### RECORDS FOR THE EXERCISE ###
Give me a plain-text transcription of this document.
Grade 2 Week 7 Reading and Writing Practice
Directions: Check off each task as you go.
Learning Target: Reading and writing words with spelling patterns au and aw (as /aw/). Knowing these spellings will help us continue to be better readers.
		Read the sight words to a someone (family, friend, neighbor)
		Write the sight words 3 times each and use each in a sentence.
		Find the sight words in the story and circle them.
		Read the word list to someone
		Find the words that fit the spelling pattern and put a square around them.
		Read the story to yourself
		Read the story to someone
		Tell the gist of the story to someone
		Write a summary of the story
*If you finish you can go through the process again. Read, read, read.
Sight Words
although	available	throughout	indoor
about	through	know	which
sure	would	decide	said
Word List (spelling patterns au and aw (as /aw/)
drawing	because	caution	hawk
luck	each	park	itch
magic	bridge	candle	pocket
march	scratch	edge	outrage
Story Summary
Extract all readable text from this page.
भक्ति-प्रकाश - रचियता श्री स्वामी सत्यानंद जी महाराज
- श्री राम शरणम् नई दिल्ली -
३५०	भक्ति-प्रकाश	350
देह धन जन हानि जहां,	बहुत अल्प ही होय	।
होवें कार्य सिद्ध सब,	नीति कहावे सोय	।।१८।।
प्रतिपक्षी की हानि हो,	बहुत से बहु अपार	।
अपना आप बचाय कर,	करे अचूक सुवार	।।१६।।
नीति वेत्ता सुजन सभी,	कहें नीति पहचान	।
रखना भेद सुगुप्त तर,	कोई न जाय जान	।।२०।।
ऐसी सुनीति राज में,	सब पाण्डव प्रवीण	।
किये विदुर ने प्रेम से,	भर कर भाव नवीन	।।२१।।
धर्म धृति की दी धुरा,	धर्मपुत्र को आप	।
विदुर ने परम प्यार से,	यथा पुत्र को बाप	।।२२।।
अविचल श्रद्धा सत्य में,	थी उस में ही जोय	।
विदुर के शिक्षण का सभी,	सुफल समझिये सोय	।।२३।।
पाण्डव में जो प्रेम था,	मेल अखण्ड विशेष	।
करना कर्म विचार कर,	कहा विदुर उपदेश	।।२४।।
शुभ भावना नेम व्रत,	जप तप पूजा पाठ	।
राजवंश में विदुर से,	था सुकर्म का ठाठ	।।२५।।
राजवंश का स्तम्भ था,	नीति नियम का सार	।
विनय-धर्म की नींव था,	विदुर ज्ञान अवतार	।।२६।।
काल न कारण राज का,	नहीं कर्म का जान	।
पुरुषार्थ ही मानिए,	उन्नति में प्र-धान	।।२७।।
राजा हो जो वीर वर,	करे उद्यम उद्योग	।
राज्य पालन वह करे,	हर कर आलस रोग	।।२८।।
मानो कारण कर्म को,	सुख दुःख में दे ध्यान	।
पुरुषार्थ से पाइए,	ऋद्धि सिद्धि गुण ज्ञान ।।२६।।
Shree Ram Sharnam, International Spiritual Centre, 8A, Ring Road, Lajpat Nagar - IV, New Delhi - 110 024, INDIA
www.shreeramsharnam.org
###
- REQUIREMENTS:
Write out the entries above word for word.

- COMPLETE ANSWER:
Give me a plain-text transcription of this document.
Grade 2 Week 7 Reading and Writing Practice
Directions: Check off each task as you go.
Learning Target: Reading and writing words with spelling patterns au and aw (as /aw/). Knowing these spellings will help us continue to be better readers.
		Read the sight words to a someone (family, friend, neighbor)
		Write the sight words 3 times each and use each in a sentence.
		Find the sight words in the story and circle them.
		Read the word list to someone
		Find the words that fit the spelling pattern and put a square around them.
		Read the story to yourself
		Read the story to someone
		Tell the gist of the story to someone
		Write a summary of the story
*If you finish you can go through the process again. Read, read, read.
Sight Words
although	available	throughout	indoor
about	through	know	which
sure	would	decide	said
Word List (spelling patterns au and aw (as /aw/)
drawing	because	caution	hawk
luck	each	park	itch
magic	bridge	candle	pocket
march	scratch	edge	outrage
Story Summary
Extract all readable text from this page.
भक्ति-प्रकाश - रचियता श्री स्वामी सत्यानंद जी महाराज
- श्री राम शरणम् नई दिल्ली -
३५०	भक्ति-प्रकाश	350
देह धन जन हानि जहां,	बहुत अल्प ही होय	।
होवें कार्य सिद्ध सब,	नीति कहावे सोय	।।१८।।
प्रतिपक्षी की हानि हो,	बहुत से बहु अपार	।
अपना आप बचाय कर,	करे अचूक सुवार	।।१६।।
नीति वेत्ता सुजन सभी,	कहें नीति पहचान	।
रखना भेद सुगुप्त तर,	कोई न जाय जान	।।२०।।
ऐसी सुनीति राज में,	सब पाण्डव प्रवीण	।
किये विदुर ने प्रेम से,	भर कर भाव नवीन	।।२१।।
धर्म धृति की दी धुरा,	धर्मपुत्र को आप	।
विदुर ने परम प्यार से,	यथा पुत्र को बाप	।।२२।।
अविचल श्रद्धा सत्य में,	थी उस में ही जोय	।
विदुर के शिक्षण का सभी,	सुफल समझिये सोय	।।२३।।
पाण्डव में जो प्रेम था,	मेल अखण्ड विशेष	।
करना कर्म विचार कर,	कहा विदुर उपदेश	।।२४।।
शुभ भावना नेम व्रत,	जप तप पूजा पाठ	।
राजवंश में विदुर से,	था सुकर्म का ठाठ	।।२५।।
राजवंश का स्तम्भ था,	नीति नियम का सार	।
विनय-धर्म की नींव था,	विदुर ज्ञान अवतार	।।२६।।
काल न कारण राज का,	नहीं कर्म का जान	।
पुरुषार्थ ही मानिए,	उन्नति में प्र-धान	।।२७।।
राजा हो जो वीर वर,	करे उद्यम उद्योग	।
राज्य पालन वह करे,	हर कर आलस रोग	।।२८।।
मानो कारण कर्म को,	सुख दुःख में दे ध्यान	।
पुरुषार्थ से पाइए,	ऋद्धि सिद्धि गुण ज्ञान ।।२६।।
Shree Ram Sharnam, International Spiritual Centre, 8A, Ring Road, Lajpat Nagar - IV, New Delhi - 110 024, INDIA
www.shreeramsharnam.org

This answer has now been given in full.